What you are asked to do: Format every line of the items below as a JSON list of strings, with one string per line and no entries for blank lines.

Data records:
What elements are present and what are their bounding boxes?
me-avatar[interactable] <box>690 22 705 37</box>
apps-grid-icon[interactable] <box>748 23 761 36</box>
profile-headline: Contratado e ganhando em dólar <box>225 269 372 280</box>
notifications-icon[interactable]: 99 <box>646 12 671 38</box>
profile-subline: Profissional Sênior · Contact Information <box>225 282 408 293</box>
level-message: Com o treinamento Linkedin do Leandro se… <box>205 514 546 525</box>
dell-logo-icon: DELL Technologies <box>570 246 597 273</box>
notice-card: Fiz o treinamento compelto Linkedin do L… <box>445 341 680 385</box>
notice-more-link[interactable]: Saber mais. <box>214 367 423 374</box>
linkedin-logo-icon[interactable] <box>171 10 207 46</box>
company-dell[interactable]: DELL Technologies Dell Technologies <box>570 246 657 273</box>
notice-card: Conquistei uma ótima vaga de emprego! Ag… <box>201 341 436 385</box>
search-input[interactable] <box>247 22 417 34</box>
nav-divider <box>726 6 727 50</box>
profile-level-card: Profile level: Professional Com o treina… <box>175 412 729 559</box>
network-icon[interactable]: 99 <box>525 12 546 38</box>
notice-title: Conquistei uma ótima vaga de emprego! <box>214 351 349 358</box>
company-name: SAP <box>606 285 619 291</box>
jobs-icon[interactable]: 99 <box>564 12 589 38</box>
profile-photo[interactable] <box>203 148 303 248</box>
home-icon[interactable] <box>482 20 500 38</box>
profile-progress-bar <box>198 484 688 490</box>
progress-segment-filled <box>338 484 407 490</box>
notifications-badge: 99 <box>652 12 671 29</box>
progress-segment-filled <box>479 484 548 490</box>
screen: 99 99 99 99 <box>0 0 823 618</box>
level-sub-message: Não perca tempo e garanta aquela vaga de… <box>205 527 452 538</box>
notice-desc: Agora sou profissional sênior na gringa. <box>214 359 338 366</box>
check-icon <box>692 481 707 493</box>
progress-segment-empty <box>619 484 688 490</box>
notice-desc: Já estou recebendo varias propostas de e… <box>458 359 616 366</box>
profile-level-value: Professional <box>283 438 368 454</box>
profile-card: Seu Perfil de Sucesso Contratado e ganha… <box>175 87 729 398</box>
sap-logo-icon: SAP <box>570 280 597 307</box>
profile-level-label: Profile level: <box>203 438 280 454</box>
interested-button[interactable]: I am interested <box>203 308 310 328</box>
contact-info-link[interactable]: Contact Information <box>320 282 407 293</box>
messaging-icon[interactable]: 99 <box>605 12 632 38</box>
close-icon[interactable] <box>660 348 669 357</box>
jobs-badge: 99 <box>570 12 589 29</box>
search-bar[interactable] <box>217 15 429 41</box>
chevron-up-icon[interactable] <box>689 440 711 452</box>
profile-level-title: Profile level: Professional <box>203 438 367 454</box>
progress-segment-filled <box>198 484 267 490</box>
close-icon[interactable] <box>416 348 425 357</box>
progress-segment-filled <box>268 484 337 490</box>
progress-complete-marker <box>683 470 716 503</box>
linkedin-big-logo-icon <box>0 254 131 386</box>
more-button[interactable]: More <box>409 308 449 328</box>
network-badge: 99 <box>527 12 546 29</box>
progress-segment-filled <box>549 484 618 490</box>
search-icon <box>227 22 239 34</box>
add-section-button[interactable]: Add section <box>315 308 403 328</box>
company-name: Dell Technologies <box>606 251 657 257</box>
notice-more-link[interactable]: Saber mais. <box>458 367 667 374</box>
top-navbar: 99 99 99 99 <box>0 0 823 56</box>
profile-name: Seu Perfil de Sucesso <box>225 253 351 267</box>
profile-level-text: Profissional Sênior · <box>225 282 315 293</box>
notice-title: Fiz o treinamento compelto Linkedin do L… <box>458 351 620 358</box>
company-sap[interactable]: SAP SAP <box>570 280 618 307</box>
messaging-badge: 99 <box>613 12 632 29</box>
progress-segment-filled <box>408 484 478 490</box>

Solution to the exercise:
[
  "What elements are present and what are their bounding boxes?",
  "me-avatar[interactable] <box>690 22 705 37</box>",
  "apps-grid-icon[interactable] <box>748 23 761 36</box>",
  "profile-headline: Contratado e ganhando em dólar <box>225 269 372 280</box>",
  "notifications-icon[interactable]: 99 <box>646 12 671 38</box>",
  "profile-subline: Profissional Sênior · Contact Information <box>225 282 408 293</box>",
  "level-message: Com o treinamento Linkedin do Leandro se… <box>205 514 546 525</box>",
  "dell-logo-icon: DELL Technologies <box>570 246 597 273</box>",
  "notice-card: Fiz o treinamento compelto Linkedin do L… <box>445 341 680 385</box>",
  "notice-more-link[interactable]: Saber mais. <box>214 367 423 374</box>",
  "linkedin-logo-icon[interactable] <box>171 10 207 46</box>",
  "company-dell[interactable]: DELL Technologies Dell Technologies <box>570 246 657 273</box>",
  "notice-card: Conquistei uma ótima vaga de emprego! Ag… <box>201 341 436 385</box>",
  "search-input[interactable] <box>247 22 417 34</box>",
  "nav-divider <box>726 6 727 50</box>",
  "profile-level-card: Profile level: Professional Com o treina… <box>175 412 729 559</box>",
  "network-icon[interactable]: 99 <box>525 12 546 38</box>",
  "notice-title: Conquistei uma ótima vaga de emprego! <box>214 351 349 358</box>",
  "company-name: SAP <box>606 285 619 291</box>",
  "jobs-icon[interactable]: 99 <box>564 12 589 38</box>",
  "profile-photo[interactable] <box>203 148 303 248</box>",
  "home-icon[interactable] <box>482 20 500 38</box>",
  "profile-progress-bar <box>198 484 688 490</box>",
  "progress-segment-filled <box>338 484 407 490</box>",
  "notifications-badge: 99 <box>652 12 671 29</box>",
  "progress-segment-filled <box>479 484 548 490</box>",
  "screen: 99 99 99 99 <box>0 0 823 618</box>",
  "level-sub-message: Não perca tempo e garanta aquela vaga de… <box>205 527 452 538</box>",
  "notice-desc: Agora sou profissional sênior na gringa. <box>214 359 338 366</box>",
  "check-icon <box>692 481 707 493</box>",
  "progress-segment-empty <box>619 484 688 490</box>",
  "notice-desc: Já estou recebendo varias propostas de e… <box>458 359 616 366</box>",
  "profile-level-value: Professional <box>283 438 368 454</box>",
  "profile-card: Seu Perfil de Sucesso Contratado e ganha… <box>175 87 729 398</box>",
  "sap-logo-icon: SAP <box>570 280 597 307</box>",
  "profile-level-label: Profile level: <box>203 438 280 454</box>",
  "interested-button[interactable]: I am interested <box>203 308 310 328</box>",
  "contact-info-link[interactable]: Contact Information <box>320 282 407 293</box>",
  "messaging-icon[interactable]: 99 <box>605 12 632 38</box>",
  "close-icon[interactable] <box>660 348 669 357</box>",
  "jobs-badge: 99 <box>570 12 589 29</box>",
  "search-bar[interactable] <box>217 15 429 41</box>",
  "chevron-up-icon[interactable] <box>689 440 711 452</box>",
  "profile-level-title: Profile level: Professional <box>203 438 367 454</box>",
  "progress-segment-filled <box>198 484 267 490</box>",
  "close-icon[interactable] <box>416 348 425 357</box>",
  "progress-segment-filled <box>268 484 337 490</box>",
  "progress-complete-marker <box>683 470 716 503</box>",
  "linkedin-big-logo-icon <box>0 254 131 386</box>",
  "more-button[interactable]: More <box>409 308 449 328</box>",
  "network-badge: 99 <box>527 12 546 29</box>",
  "progress-segment-filled <box>549 484 618 490</box>",
  "search-icon <box>227 22 239 34</box>",
  "add-section-button[interactable]: Add section <box>315 308 403 328</box>",
  "company-name: Dell Technologies <box>606 251 657 257</box>",
  "notice-more-link[interactable]: Saber mais. <box>458 367 667 374</box>",
  "top-navbar: 99 99 99 99 <box>0 0 823 56</box>",
  "profile-name: Seu Perfil de Sucesso <box>225 253 351 267</box>",
  "profile-level-text: Profissional Sênior · <box>225 282 315 293</box>",
  "notice-title: Fiz o treinamento compelto Linkedin do L… <box>458 351 620 358</box>",
  "company-sap[interactable]: SAP SAP <box>570 280 618 307</box>",
  "messaging-badge: 99 <box>613 12 632 29</box>",
  "progress-segment-filled <box>408 484 478 490</box>"
]